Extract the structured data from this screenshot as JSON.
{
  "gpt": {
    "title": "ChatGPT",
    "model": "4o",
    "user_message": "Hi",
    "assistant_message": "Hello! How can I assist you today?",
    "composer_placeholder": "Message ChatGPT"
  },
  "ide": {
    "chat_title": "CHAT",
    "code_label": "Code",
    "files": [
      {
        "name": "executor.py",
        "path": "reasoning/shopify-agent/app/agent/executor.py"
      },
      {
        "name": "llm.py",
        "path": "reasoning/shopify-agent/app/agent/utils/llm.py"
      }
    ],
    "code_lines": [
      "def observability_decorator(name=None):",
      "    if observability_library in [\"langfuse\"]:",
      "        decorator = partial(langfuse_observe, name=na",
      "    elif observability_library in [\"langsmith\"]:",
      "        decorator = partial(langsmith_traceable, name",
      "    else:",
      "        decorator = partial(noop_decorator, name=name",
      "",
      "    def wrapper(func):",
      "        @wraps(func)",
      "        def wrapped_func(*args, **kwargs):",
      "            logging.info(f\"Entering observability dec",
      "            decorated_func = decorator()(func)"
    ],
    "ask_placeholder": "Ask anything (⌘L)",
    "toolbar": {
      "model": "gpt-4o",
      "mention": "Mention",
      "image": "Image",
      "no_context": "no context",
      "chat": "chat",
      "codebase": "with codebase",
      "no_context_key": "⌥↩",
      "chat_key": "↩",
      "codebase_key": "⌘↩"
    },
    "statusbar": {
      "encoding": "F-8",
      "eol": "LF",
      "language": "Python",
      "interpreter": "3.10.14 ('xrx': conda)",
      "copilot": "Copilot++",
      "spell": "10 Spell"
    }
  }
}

**Set task**
Each line of the material must be restated exactly.

**Complete response**
Extract the structured data from this screenshot as JSON.
{
  "gpt": {
    "title": "ChatGPT",
    "model": "4o",
    "user_message": "Hi",
    "assistant_message": "Hello! How can I assist you today?",
    "composer_placeholder": "Message ChatGPT"
  },
  "ide": {
    "chat_title": "CHAT",
    "code_label": "Code",
    "files": [
      {
        "name": "executor.py",
        "path": "reasoning/shopify-agent/app/agent/executor.py"
      },
      {
        "name": "llm.py",
        "path": "reasoning/shopify-agent/app/agent/utils/llm.py"
      }
    ],
    "code_lines": [
      "def observability_decorator(name=None):",
      "    if observability_library in [\"langfuse\"]:",
      "        decorator = partial(langfuse_observe, name=na",
      "    elif observability_library in [\"langsmith\"]:",
      "        decorator = partial(langsmith_traceable, name",
      "    else:",
      "        decorator = partial(noop_decorator, name=name",
      "",
      "    def wrapper(func):",
      "        @wraps(func)",
      "        def wrapped_func(*args, **kwargs):",
      "            logging.info(f\"Entering observability dec",
      "            decorated_func = decorator()(func)"
    ],
    "ask_placeholder": "Ask anything (⌘L)",
    "toolbar": {
      "model": "gpt-4o",
      "mention": "Mention",
      "image": "Image",
      "no_context": "no context",
      "chat": "chat",
      "codebase": "with codebase",
      "no_context_key": "⌥↩",
      "chat_key": "↩",
      "codebase_key": "⌘↩"
    },
    "statusbar": {
      "encoding": "F-8",
      "eol": "LF",
      "language": "Python",
      "interpreter": "3.10.14 ('xrx': conda)",
      "copilot": "Copilot++",
      "spell": "10 Spell"
    }
  }
}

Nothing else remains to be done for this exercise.